- Aim:
Below is a listing; copy all of it exactly.

- Material for this task:
-- BEGIN --

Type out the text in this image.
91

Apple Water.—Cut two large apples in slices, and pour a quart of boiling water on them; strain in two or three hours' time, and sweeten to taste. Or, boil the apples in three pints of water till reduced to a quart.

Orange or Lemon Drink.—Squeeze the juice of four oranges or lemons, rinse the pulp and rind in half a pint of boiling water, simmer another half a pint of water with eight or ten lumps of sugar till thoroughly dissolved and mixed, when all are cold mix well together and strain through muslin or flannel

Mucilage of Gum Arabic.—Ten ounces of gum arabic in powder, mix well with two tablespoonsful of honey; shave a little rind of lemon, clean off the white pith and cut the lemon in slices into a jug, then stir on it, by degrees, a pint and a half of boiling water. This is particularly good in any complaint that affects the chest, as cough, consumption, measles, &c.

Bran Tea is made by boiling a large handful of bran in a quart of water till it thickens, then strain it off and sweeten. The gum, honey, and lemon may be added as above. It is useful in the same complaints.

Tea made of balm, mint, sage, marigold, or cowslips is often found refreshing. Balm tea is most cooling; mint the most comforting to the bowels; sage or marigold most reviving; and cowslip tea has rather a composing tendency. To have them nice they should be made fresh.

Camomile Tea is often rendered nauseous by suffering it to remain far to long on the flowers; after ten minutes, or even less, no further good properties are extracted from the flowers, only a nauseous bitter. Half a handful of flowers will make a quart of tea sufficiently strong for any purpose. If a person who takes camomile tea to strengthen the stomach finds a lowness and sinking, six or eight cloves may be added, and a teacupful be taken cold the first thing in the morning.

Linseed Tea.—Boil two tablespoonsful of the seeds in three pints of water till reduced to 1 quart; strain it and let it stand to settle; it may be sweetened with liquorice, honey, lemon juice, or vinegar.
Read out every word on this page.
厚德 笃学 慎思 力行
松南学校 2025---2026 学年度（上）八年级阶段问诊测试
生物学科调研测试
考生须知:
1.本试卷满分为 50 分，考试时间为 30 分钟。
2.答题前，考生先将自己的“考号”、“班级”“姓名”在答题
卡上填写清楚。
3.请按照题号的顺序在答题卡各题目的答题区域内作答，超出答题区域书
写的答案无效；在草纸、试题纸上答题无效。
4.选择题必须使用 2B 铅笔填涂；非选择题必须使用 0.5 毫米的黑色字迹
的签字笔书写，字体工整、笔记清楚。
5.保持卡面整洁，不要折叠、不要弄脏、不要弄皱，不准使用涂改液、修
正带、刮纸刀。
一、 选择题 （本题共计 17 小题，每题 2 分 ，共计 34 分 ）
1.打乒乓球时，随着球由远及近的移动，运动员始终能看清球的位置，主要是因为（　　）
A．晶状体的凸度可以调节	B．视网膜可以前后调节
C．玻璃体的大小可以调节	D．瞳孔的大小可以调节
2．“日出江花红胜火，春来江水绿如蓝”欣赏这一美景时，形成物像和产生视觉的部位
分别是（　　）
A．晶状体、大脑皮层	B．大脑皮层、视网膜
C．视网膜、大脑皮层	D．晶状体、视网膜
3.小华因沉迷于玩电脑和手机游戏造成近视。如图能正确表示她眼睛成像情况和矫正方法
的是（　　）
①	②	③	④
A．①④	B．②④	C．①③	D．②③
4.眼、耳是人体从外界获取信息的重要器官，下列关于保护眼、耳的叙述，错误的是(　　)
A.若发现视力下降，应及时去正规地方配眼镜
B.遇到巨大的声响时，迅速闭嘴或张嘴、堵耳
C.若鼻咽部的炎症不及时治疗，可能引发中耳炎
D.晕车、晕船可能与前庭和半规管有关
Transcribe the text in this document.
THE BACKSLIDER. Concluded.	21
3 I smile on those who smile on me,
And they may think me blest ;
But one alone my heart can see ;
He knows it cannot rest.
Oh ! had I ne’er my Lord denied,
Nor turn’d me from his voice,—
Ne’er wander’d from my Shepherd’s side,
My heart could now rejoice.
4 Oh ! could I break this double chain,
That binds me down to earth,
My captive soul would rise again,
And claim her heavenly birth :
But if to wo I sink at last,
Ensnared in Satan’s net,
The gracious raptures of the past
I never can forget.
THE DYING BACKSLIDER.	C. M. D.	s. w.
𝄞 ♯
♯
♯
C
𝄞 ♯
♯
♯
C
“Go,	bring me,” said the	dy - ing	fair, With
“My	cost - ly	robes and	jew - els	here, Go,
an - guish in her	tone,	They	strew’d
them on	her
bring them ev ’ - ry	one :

-- END --

- Correct response:
Type out the text in this image.
91

Apple Water.—Cut two large apples in slices, and pour a quart of boiling water on them; strain in two or three hours' time, and sweeten to taste. Or, boil the apples in three pints of water till reduced to a quart.

Orange or Lemon Drink.—Squeeze the juice of four oranges or lemons, rinse the pulp and rind in half a pint of boiling water, simmer another half a pint of water with eight or ten lumps of sugar till thoroughly dissolved and mixed, when all are cold mix well together and strain through muslin or flannel

Mucilage of Gum Arabic.—Ten ounces of gum arabic in powder, mix well with two tablespoonsful of honey; shave a little rind of lemon, clean off the white pith and cut the lemon in slices into a jug, then stir on it, by degrees, a pint and a half of boiling water. This is particularly good in any complaint that affects the chest, as cough, consumption, measles, &c.

Bran Tea is made by boiling a large handful of bran in a quart of water till it thickens, then strain it off and sweeten. The gum, honey, and lemon may be added as above. It is useful in the same complaints.

Tea made of balm, mint, sage, marigold, or cowslips is often found refreshing. Balm tea is most cooling; mint the most comforting to the bowels; sage or marigold most reviving; and cowslip tea has rather a composing tendency. To have them nice they should be made fresh.

Camomile Tea is often rendered nauseous by suffering it to remain far to long on the flowers; after ten minutes, or even less, no further good properties are extracted from the flowers, only a nauseous bitter. Half a handful of flowers will make a quart of tea sufficiently strong for any purpose. If a person who takes camomile tea to strengthen the stomach finds a lowness and sinking, six or eight cloves may be added, and a teacupful be taken cold the first thing in the morning.

Linseed Tea.—Boil two tablespoonsful of the seeds in three pints of water till reduced to 1 quart; strain it and let it stand to settle; it may be sweetened with liquorice, honey, lemon juice, or vinegar.
Read out every word on this page.
厚德 笃学 慎思 力行
松南学校 2025---2026 学年度（上）八年级阶段问诊测试
生物学科调研测试
考生须知:
1.本试卷满分为 50 分，考试时间为 30 分钟。
2.答题前，考生先将自己的“考号”、“班级”“姓名”在答题
卡上填写清楚。
3.请按照题号的顺序在答题卡各题目的答题区域内作答，超出答题区域书
写的答案无效；在草纸、试题纸上答题无效。
4.选择题必须使用 2B 铅笔填涂；非选择题必须使用 0.5 毫米的黑色字迹
的签字笔书写，字体工整、笔记清楚。
5.保持卡面整洁，不要折叠、不要弄脏、不要弄皱，不准使用涂改液、修
正带、刮纸刀。
一、 选择题 （本题共计 17 小题，每题 2 分 ，共计 34 分 ）
1.打乒乓球时，随着球由远及近的移动，运动员始终能看清球的位置，主要是因为（　　）
A．晶状体的凸度可以调节	B．视网膜可以前后调节
C．玻璃体的大小可以调节	D．瞳孔的大小可以调节
2．“日出江花红胜火，春来江水绿如蓝”欣赏这一美景时，形成物像和产生视觉的部位
分别是（　　）
A．晶状体、大脑皮层	B．大脑皮层、视网膜
C．视网膜、大脑皮层	D．晶状体、视网膜
3.小华因沉迷于玩电脑和手机游戏造成近视。如图能正确表示她眼睛成像情况和矫正方法
的是（　　）
①	②	③	④
A．①④	B．②④	C．①③	D．②③
4.眼、耳是人体从外界获取信息的重要器官，下列关于保护眼、耳的叙述，错误的是(　　)
A.若发现视力下降，应及时去正规地方配眼镜
B.遇到巨大的声响时，迅速闭嘴或张嘴、堵耳
C.若鼻咽部的炎症不及时治疗，可能引发中耳炎
D.晕车、晕船可能与前庭和半规管有关
Transcribe the text in this document.
THE BACKSLIDER. Concluded.	21
3 I smile on those who smile on me,
And they may think me blest ;
But one alone my heart can see ;
He knows it cannot rest.
Oh ! had I ne’er my Lord denied,
Nor turn’d me from his voice,—
Ne’er wander’d from my Shepherd’s side,
My heart could now rejoice.
4 Oh ! could I break this double chain,
That binds me down to earth,
My captive soul would rise again,
And claim her heavenly birth :
But if to wo I sink at last,
Ensnared in Satan’s net,
The gracious raptures of the past
I never can forget.
THE DYING BACKSLIDER.	C. M. D.	s. w.
𝄞 ♯
♯
♯
C
𝄞 ♯
♯
♯
C
“Go,	bring me,” said the	dy - ing	fair, With
“My	cost - ly	robes and	jew - els	here, Go,
an - guish in her	tone,	They	strew’d
them on	her
bring them ev ’ - ry	one :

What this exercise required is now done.